--- BEGIN GIVEN TEXT ---

Tuesday, June 19, 2018

DONALD TRUMP'S COLD-BLOODED WOMEN

 
SARAH HUCKABEE SANDERS, KELLYANNE CONWAY, KIRSTJEN NIELSEN

IN NAZI GERMANY, WOMEN WERE AMONG THE MOST SADISTIC, VICIOUS MURDERERS.

Ten Most Evil Women In Nazi Camps     
         
The market on wholesale cruelty towards the inhabitants of German concentration camps was not, it is safe to say, monopolized by women. In fact, during the course of the war around 5,500 females served in various guard positions in German camps. Below is a list of those who "attacked" their job and their charges with a ferocity which was likely the envy of their male counterparts.

http://phylliscartersjournal.blogspot.com/2018/03/some-women-love-to-torture.html
 

AND TODAY, IN AMERICA … LIES SPEW FROM THEIR LIPS

 "Fire and Fury: Inside the Trump White House," the scathing Trump tell-all by Michael Wolff that morphed into an overnight bestseller, delves into a man's world where women are sometimes seen, but rarely heard.
 
Just six women are shown to populate President Trump's orbit: His eldest daughter, Ivanka Trump; his personal public relations wrangler, Hope Hicks; Kellyanne Conway, his TV surrogate; his wife, Melania Trump; and seasoned pros, Dina Powell, the deputy national security adviser; and deputy chief of staff, Katie Walsh. Walsh, one of the only female voices Wolff quotes by name, jumped ship barely three months into the new administration because of the constant infighting. Powell announced her pending departure last month.
 
Despite Walsh and Powell's expertise, only Ivanka Trump, Hicks and Conway provide counsel that Trump seems willing, however briefly, to entertain, Wolff says.
 
Here are six takeaways from the book (an account the White house denies) about the women in the president's life:
 
 
1. Men get all the top jobs, but women get the one most important to him
Despite the preponderance of men holding cabinet positions (only two traditional Cabinet positions are held by women) and other prestigious posts in the administration, women do what matters most to the president: Tend to his needs.

--- END GIVEN TEXT ---

- **REQUIREMENTS**
Copy the blog post from "Here are six" to "to his needs.", renaming "takeaways" as "lessons".

--- BEGIN GIVEN INFORMATION ---

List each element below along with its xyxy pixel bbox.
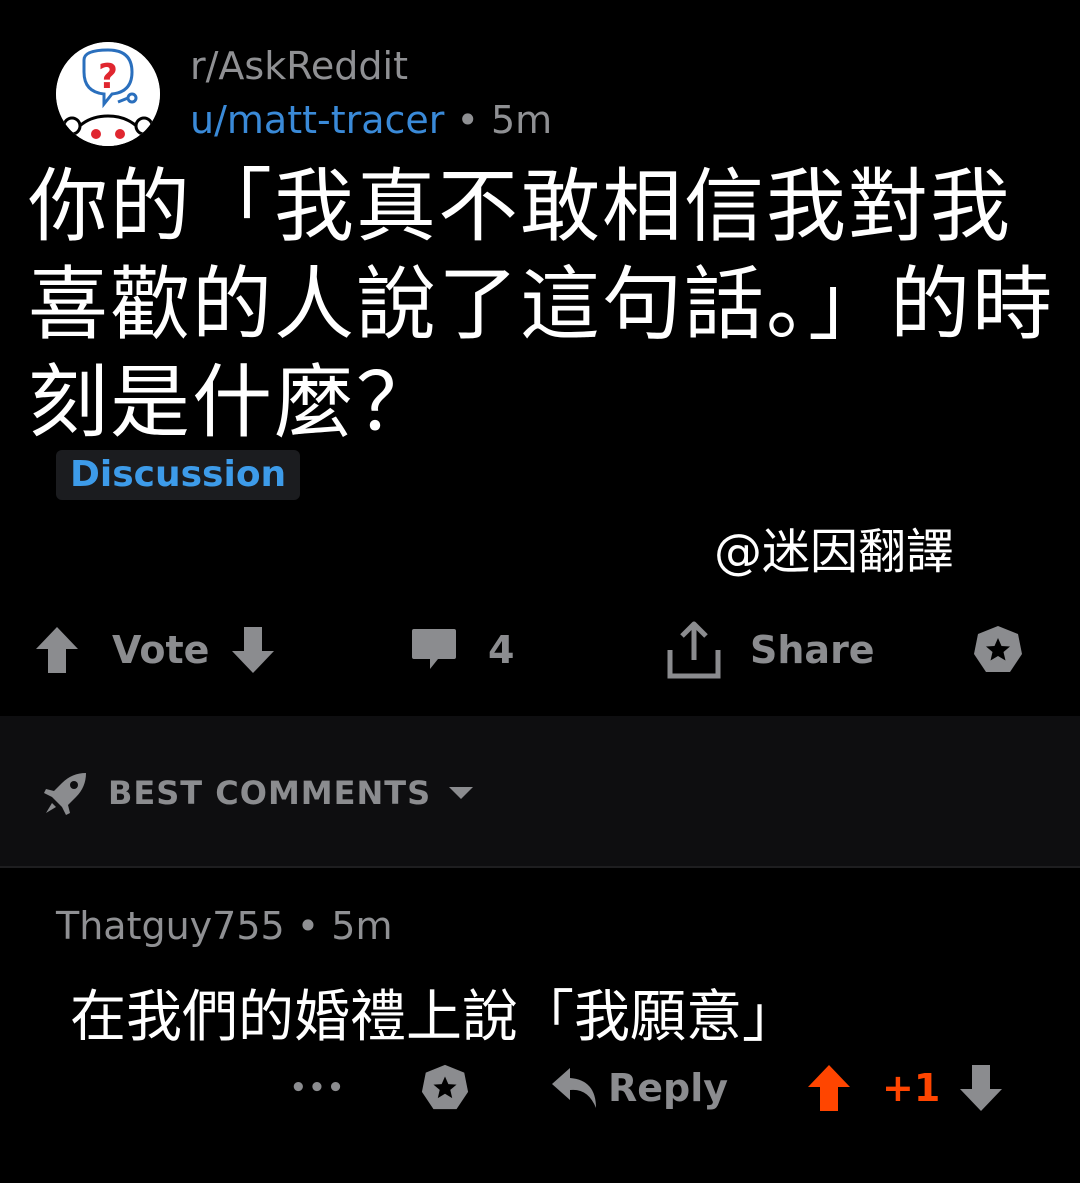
subreddit-name[interactable]: r/AskReddit	[190, 44, 408, 88]
reply-arrow-icon	[552, 1068, 596, 1108]
comment-action-bar: ••• Reply +1	[0, 1058, 1080, 1118]
award-button[interactable]	[972, 614, 1024, 686]
speech-bubble-icon	[412, 629, 456, 669]
award-icon	[974, 626, 1022, 672]
upvote-button[interactable]	[34, 614, 80, 686]
arrow-up-icon	[36, 627, 78, 673]
meta-separator: •	[444, 98, 491, 142]
post-author-link[interactable]: u/matt-tracer	[190, 98, 444, 142]
post-card: ? r/AskReddit u/matt-tracer • 5m 你的「我真不敢…	[0, 0, 1080, 716]
downvote-button[interactable]	[230, 614, 276, 686]
caret-down-icon	[449, 787, 474, 799]
reply-label: Reply	[608, 1066, 729, 1110]
comment-meta-separator: •	[284, 904, 332, 948]
sort-label: BEST COMMENTS	[108, 774, 432, 812]
reply-button[interactable]: Reply	[550, 1058, 728, 1118]
share-label: Share	[750, 628, 875, 672]
arrow-up-icon	[808, 1065, 850, 1111]
post-action-bar: Vote 4 Share	[0, 614, 1080, 686]
sort-comments-dropdown[interactable]: BEST COMMENTS	[42, 768, 475, 818]
share-button[interactable]: Share	[666, 614, 875, 686]
arrow-down-icon	[232, 627, 274, 673]
comment-upvote-button[interactable]	[806, 1058, 852, 1118]
post-title[interactable]: 你的「我真不敢相信我對我喜歡的人說了這句話。」的時刻是什麼？	[28, 158, 1058, 452]
askreddit-snoo-icon: ?	[56, 42, 160, 146]
arrow-down-icon	[960, 1065, 1002, 1111]
rocket-icon	[44, 773, 86, 815]
more-options-button[interactable]: •••	[290, 1058, 346, 1118]
comments-button[interactable]: 4	[410, 614, 514, 686]
comment-award-button[interactable]	[420, 1058, 470, 1118]
award-icon	[421, 1064, 469, 1110]
comment-count: 4	[488, 628, 515, 672]
comment-score: +1	[882, 1066, 941, 1110]
vote-label: Vote	[112, 628, 210, 672]
comment-downvote-button[interactable]	[958, 1058, 1004, 1118]
comment-item: Thatguy755 • 5m 在我們的婚禮上說「我願意」 ••• Reply …	[0, 868, 1080, 1183]
post-time: 5m	[490, 98, 553, 142]
comment-author[interactable]: Thatguy755	[56, 904, 285, 948]
watermark-text: @迷因翻譯	[714, 524, 955, 580]
svg-text:?: ?	[98, 57, 118, 97]
post-meta: u/matt-tracer • 5m	[190, 98, 552, 142]
subreddit-avatar[interactable]: ?	[56, 42, 160, 146]
share-icon	[667, 621, 721, 679]
comment-time: 5m	[331, 904, 393, 948]
post-flair[interactable]: Discussion	[56, 450, 301, 500]
comment-body: 在我們的婚禮上說「我願意」	[70, 985, 798, 1050]
comment-meta: Thatguy755 • 5m	[56, 904, 393, 948]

--- END GIVEN INFORMATION ---

- **SOLUTION TO THIS TASK**
Here are six lessons from the book (an account the White house denies) about the women in the president's life:
 
 
1. Men get all the top jobs, but women get the one most important to him
Despite the preponderance of men holding cabinet positions (only two traditional Cabinet positions are held by women) and other prestigious posts in the administration, women do what matters most to the president: Tend to his needs.